What the task requires >> Rewrite the rows as a Markdown table with the columns "No." and "Line", starting at the first row and ending at the row that contains "The first pin 32 is at (432, 262).". Number each row and omit blank lines.

Collected data
[start]
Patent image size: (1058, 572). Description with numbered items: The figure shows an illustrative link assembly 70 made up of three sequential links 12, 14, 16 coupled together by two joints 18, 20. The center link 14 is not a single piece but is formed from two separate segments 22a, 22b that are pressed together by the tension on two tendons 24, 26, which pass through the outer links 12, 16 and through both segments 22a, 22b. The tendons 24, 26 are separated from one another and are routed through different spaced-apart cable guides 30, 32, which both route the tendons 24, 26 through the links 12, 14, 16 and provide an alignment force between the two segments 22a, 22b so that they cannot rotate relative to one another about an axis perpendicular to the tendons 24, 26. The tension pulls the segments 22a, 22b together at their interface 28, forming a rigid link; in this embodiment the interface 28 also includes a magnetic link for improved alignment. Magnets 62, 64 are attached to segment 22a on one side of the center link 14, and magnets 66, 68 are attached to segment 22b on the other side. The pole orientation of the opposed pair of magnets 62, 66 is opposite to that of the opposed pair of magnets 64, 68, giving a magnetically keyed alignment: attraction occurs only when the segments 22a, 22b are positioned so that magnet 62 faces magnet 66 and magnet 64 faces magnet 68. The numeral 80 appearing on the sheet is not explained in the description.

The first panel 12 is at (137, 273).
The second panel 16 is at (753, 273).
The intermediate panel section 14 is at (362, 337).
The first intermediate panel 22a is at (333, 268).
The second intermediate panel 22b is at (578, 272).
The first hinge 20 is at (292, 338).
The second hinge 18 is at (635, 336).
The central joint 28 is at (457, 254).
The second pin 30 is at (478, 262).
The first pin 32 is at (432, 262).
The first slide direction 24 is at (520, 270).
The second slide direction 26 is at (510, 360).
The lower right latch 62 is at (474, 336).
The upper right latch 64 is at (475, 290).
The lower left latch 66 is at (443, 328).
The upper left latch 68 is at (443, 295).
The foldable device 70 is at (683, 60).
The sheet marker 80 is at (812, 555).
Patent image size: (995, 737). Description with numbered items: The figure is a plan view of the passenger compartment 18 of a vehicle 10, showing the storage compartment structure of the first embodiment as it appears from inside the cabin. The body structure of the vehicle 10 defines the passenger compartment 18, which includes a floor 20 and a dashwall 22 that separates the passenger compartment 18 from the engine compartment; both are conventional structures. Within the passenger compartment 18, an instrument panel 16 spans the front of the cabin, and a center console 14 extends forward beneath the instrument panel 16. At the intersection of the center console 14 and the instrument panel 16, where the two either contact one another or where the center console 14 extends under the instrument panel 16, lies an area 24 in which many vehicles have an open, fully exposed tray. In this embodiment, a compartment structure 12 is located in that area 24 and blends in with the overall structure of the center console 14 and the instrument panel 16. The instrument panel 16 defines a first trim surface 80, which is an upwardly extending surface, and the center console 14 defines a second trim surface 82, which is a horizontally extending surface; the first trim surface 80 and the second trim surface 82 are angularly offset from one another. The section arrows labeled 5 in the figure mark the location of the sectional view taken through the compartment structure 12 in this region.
[end]
Output below >>
| No. | Line |
|---|---|
| 1 | Patent image size: (1058, 572). Description with numbered items: The figure shows an illustrative link assembly 70 made up of three sequential links 12, 14, 16 coupled together by two joints 18, 20. The center link 14 is not a single piece but is formed from two separate segments 22a, 22b that are pressed together by the tension on two tendons 24, 26, which pass through the outer links 12, 16 and through both segments 22a, 22b. The tendons 24, 26 are separated from one another and are routed through different spaced-apart cable guides 30, 32, which both route the tendons 24, 26 through the links 12, 14, 16 and provide an alignment force between the two segments 22a, 22b so that they cannot rotate relative to one another about an axis perpendicular to the tendons 24, 26. The tension pulls the segments 22a, 22b together at their interface 28, forming a rigid link; in this embodiment the interface 28 also includes a magnetic link for improved alignment. Magnets 62, 64 are attached to segment 22a on one side of the center link 14, and magnets 66, 68 are attached to segment 22b on the other side. The pole orientation of the opposed pair of magnets 62, 66 is opposite to that of the opposed pair of magnets 64, 68, giving a magnetically keyed alignment: attraction occurs only when the segments 22a, 22b are positioned so that magnet 62 faces magnet 66 and magnet 64 faces magnet 68. The numeral 80 appearing on the sheet is not explained in the description. |
| 2 | The first panel 12 is at (137, 273). |
| 3 | The second panel 16 is at (753, 273). |
| 4 | The intermediate panel section 14 is at (362, 337). |
| 5 | The first intermediate panel 22a is at (333, 268). |
| 6 | The second intermediate panel 22b is at (578, 272). |
| 7 | The first hinge 20 is at (292, 338). |
| 8 | The second hinge 18 is at (635, 336). |
| 9 | The central joint 28 is at (457, 254). |
| 10 | The second pin 30 is at (478, 262). |
| 11 | The first pin 32 is at (432, 262). |